• _Data for this exercise_:
───

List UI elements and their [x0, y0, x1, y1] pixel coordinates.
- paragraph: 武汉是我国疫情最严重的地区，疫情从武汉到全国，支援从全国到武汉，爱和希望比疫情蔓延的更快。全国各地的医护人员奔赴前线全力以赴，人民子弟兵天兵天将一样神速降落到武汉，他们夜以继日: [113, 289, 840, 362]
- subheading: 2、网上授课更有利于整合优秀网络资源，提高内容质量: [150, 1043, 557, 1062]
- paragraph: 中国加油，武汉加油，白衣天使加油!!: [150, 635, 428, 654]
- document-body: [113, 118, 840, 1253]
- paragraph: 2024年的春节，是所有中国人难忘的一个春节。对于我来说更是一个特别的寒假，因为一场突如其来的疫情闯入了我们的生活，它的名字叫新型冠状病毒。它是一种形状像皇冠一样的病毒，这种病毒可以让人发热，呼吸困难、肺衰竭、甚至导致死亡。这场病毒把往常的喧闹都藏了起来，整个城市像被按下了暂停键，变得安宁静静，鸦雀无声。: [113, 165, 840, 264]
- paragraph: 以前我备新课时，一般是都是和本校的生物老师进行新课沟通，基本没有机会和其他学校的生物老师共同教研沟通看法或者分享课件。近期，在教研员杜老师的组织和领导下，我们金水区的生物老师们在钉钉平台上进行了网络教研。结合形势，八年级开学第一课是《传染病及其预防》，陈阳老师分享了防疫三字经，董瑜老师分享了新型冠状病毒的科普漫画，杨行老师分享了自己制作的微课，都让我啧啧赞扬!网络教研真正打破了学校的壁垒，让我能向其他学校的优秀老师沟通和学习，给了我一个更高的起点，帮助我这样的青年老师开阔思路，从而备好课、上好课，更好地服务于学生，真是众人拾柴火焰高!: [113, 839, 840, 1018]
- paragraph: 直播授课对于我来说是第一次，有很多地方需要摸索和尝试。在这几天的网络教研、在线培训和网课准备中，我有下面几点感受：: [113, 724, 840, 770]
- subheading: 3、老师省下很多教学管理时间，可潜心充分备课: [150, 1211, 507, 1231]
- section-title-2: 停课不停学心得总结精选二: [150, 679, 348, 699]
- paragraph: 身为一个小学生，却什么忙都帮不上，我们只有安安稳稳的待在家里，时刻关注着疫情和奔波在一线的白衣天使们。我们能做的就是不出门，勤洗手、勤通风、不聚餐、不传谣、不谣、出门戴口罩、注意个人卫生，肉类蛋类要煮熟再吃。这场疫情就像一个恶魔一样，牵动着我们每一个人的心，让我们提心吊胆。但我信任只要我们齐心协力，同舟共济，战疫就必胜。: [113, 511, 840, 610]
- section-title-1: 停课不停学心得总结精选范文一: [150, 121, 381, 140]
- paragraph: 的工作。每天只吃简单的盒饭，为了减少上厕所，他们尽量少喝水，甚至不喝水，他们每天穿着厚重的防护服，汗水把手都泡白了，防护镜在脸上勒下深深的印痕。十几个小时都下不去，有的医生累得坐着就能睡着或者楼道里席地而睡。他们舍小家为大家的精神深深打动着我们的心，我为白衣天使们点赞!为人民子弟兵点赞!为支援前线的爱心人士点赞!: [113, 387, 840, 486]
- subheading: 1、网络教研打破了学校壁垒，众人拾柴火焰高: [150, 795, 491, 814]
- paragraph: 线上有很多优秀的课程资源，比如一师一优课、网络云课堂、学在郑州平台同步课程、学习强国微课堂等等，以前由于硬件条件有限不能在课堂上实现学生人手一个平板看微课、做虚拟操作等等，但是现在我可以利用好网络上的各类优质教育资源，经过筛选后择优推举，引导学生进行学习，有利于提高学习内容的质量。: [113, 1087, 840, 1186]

───

• _Task goal_:
Reproduce the listing above line for line, keeping every character, coordinate, and line order unchanged.

• _Written answer_:
List UI elements and their [x0, y0, x1, y1] pixel coordinates.
- paragraph: 武汉是我国疫情最严重的地区，疫情从武汉到全国，支援从全国到武汉，爱和希望比疫情蔓延的更快。全国各地的医护人员奔赴前线全力以赴，人民子弟兵天兵天将一样神速降落到武汉，他们夜以继日: [113, 289, 840, 362]
- subheading: 2、网上授课更有利于整合优秀网络资源，提高内容质量: [150, 1043, 557, 1062]
- paragraph: 中国加油，武汉加油，白衣天使加油!!: [150, 635, 428, 654]
- document-body: [113, 118, 840, 1253]
- paragraph: 2024年的春节，是所有中国人难忘的一个春节。对于我来说更是一个特别的寒假，因为一场突如其来的疫情闯入了我们的生活，它的名字叫新型冠状病毒。它是一种形状像皇冠一样的病毒，这种病毒可以让人发热，呼吸困难、肺衰竭、甚至导致死亡。这场病毒把往常的喧闹都藏了起来，整个城市像被按下了暂停键，变得安宁静静，鸦雀无声。: [113, 165, 840, 264]
- paragraph: 以前我备新课时，一般是都是和本校的生物老师进行新课沟通，基本没有机会和其他学校的生物老师共同教研沟通看法或者分享课件。近期，在教研员杜老师的组织和领导下，我们金水区的生物老师们在钉钉平台上进行了网络教研。结合形势，八年级开学第一课是《传染病及其预防》，陈阳老师分享了防疫三字经，董瑜老师分享了新型冠状病毒的科普漫画，杨行老师分享了自己制作的微课，都让我啧啧赞扬!网络教研真正打破了学校的壁垒，让我能向其他学校的优秀老师沟通和学习，给了我一个更高的起点，帮助我这样的青年老师开阔思路，从而备好课、上好课，更好地服务于学生，真是众人拾柴火焰高!: [113, 839, 840, 1018]
- paragraph: 直播授课对于我来说是第一次，有很多地方需要摸索和尝试。在这几天的网络教研、在线培训和网课准备中，我有下面几点感受：: [113, 724, 840, 770]
- subheading: 3、老师省下很多教学管理时间，可潜心充分备课: [150, 1211, 507, 1231]
- section-title-2: 停课不停学心得总结精选二: [150, 679, 348, 699]
- paragraph: 身为一个小学生，却什么忙都帮不上，我们只有安安稳稳的待在家里，时刻关注着疫情和奔波在一线的白衣天使们。我们能做的就是不出门，勤洗手、勤通风、不聚餐、不传谣、不谣、出门戴口罩、注意个人卫生，肉类蛋类要煮熟再吃。这场疫情就像一个恶魔一样，牵动着我们每一个人的心，让我们提心吊胆。但我信任只要我们齐心协力，同舟共济，战疫就必胜。: [113, 511, 840, 610]
- section-title-1: 停课不停学心得总结精选范文一: [150, 121, 381, 140]
- paragraph: 的工作。每天只吃简单的盒饭，为了减少上厕所，他们尽量少喝水，甚至不喝水，他们每天穿着厚重的防护服，汗水把手都泡白了，防护镜在脸上勒下深深的印痕。十几个小时都下不去，有的医生累得坐着就能睡着或者楼道里席地而睡。他们舍小家为大家的精神深深打动着我们的心，我为白衣天使们点赞!为人民子弟兵点赞!为支援前线的爱心人士点赞!: [113, 387, 840, 486]
- subheading: 1、网络教研打破了学校壁垒，众人拾柴火焰高: [150, 795, 491, 814]
- paragraph: 线上有很多优秀的课程资源，比如一师一优课、网络云课堂、学在郑州平台同步课程、学习强国微课堂等等，以前由于硬件条件有限不能在课堂上实现学生人手一个平板看微课、做虚拟操作等等，但是现在我可以利用好网络上的各类优质教育资源，经过筛选后择优推举，引导学生进行学习，有利于提高学习内容的质量。: [113, 1087, 840, 1186]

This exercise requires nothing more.